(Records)
━━━━━━━━━━━━━━━━━━━━

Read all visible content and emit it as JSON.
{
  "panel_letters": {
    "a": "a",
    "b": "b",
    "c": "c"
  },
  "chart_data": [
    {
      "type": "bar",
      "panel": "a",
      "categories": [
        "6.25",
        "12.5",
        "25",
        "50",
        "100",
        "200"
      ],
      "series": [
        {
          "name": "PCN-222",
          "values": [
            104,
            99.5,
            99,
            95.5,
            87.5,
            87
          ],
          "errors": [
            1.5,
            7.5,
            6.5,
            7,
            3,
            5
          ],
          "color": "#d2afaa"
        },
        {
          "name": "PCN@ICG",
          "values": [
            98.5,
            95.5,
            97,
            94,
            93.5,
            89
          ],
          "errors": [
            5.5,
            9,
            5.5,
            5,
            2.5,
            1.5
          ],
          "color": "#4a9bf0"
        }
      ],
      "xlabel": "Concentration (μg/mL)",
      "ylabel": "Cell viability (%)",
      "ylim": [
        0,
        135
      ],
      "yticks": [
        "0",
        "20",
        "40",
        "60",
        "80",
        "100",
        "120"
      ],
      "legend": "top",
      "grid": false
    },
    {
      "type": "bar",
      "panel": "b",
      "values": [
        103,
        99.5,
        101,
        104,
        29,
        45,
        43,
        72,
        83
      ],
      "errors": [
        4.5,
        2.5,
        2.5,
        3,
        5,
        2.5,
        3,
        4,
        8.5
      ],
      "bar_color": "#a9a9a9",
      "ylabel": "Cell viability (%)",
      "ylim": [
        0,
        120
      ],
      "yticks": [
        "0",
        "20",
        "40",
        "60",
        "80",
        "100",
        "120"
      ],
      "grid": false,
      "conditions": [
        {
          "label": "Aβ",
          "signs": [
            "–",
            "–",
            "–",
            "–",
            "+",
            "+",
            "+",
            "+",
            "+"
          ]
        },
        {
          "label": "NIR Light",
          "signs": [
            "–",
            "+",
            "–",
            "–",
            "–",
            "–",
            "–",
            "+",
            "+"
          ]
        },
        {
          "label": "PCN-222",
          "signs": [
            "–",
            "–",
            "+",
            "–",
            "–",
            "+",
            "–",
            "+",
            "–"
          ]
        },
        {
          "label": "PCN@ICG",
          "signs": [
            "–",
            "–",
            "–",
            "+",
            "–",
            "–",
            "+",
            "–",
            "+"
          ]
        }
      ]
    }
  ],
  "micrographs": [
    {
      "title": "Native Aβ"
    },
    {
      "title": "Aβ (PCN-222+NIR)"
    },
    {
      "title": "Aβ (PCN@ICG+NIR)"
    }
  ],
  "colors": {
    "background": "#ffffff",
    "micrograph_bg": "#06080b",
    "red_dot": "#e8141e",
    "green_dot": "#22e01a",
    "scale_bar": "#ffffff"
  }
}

━━━━━━━━━━━━━━━━━━━━

▶ Exercise
All entries shown above should be printed again exactly.

▶ Task response
Read all visible content and emit it as JSON.
{
  "panel_letters": {
    "a": "a",
    "b": "b",
    "c": "c"
  },
  "chart_data": [
    {
      "type": "bar",
      "panel": "a",
      "categories": [
        "6.25",
        "12.5",
        "25",
        "50",
        "100",
        "200"
      ],
      "series": [
        {
          "name": "PCN-222",
          "values": [
            104,
            99.5,
            99,
            95.5,
            87.5,
            87
          ],
          "errors": [
            1.5,
            7.5,
            6.5,
            7,
            3,
            5
          ],
          "color": "#d2afaa"
        },
        {
          "name": "PCN@ICG",
          "values": [
            98.5,
            95.5,
            97,
            94,
            93.5,
            89
          ],
          "errors": [
            5.5,
            9,
            5.5,
            5,
            2.5,
            1.5
          ],
          "color": "#4a9bf0"
        }
      ],
      "xlabel": "Concentration (μg/mL)",
      "ylabel": "Cell viability (%)",
      "ylim": [
        0,
        135
      ],
      "yticks": [
        "0",
        "20",
        "40",
        "60",
        "80",
        "100",
        "120"
      ],
      "legend": "top",
      "grid": false
    },
    {
      "type": "bar",
      "panel": "b",
      "values": [
        103,
        99.5,
        101,
        104,
        29,
        45,
        43,
        72,
        83
      ],
      "errors": [
        4.5,
        2.5,
        2.5,
        3,
        5,
        2.5,
        3,
        4,
        8.5
      ],
      "bar_color": "#a9a9a9",
      "ylabel": "Cell viability (%)",
      "ylim": [
        0,
        120
      ],
      "yticks": [
        "0",
        "20",
        "40",
        "60",
        "80",
        "100",
        "120"
      ],
      "grid": false,
      "conditions": [
        {
          "label": "Aβ",
          "signs": [
            "–",
            "–",
            "–",
            "–",
            "+",
            "+",
            "+",
            "+",
            "+"
          ]
        },
        {
          "label": "NIR Light",
          "signs": [
            "–",
            "+",
            "–",
            "–",
            "–",
            "–",
            "–",
            "+",
            "+"
          ]
        },
        {
          "label": "PCN-222",
          "signs": [
            "–",
            "–",
            "+",
            "–",
            "–",
            "+",
            "–",
            "+",
            "–"
          ]
        },
        {
          "label": "PCN@ICG",
          "signs": [
            "–",
            "–",
            "–",
            "+",
            "–",
            "–",
            "+",
            "–",
            "+"
          ]
        }
      ]
    }
  ],
  "micrographs": [
    {
      "title": "Native Aβ"
    },
    {
      "title": "Aβ (PCN-222+NIR)"
    },
    {
      "title": "Aβ (PCN@ICG+NIR)"
    }
  ],
  "colors": {
    "background": "#ffffff",
    "micrograph_bg": "#06080b",
    "red_dot": "#e8141e",
    "green_dot": "#22e01a",
    "scale_bar": "#ffffff"
  }
}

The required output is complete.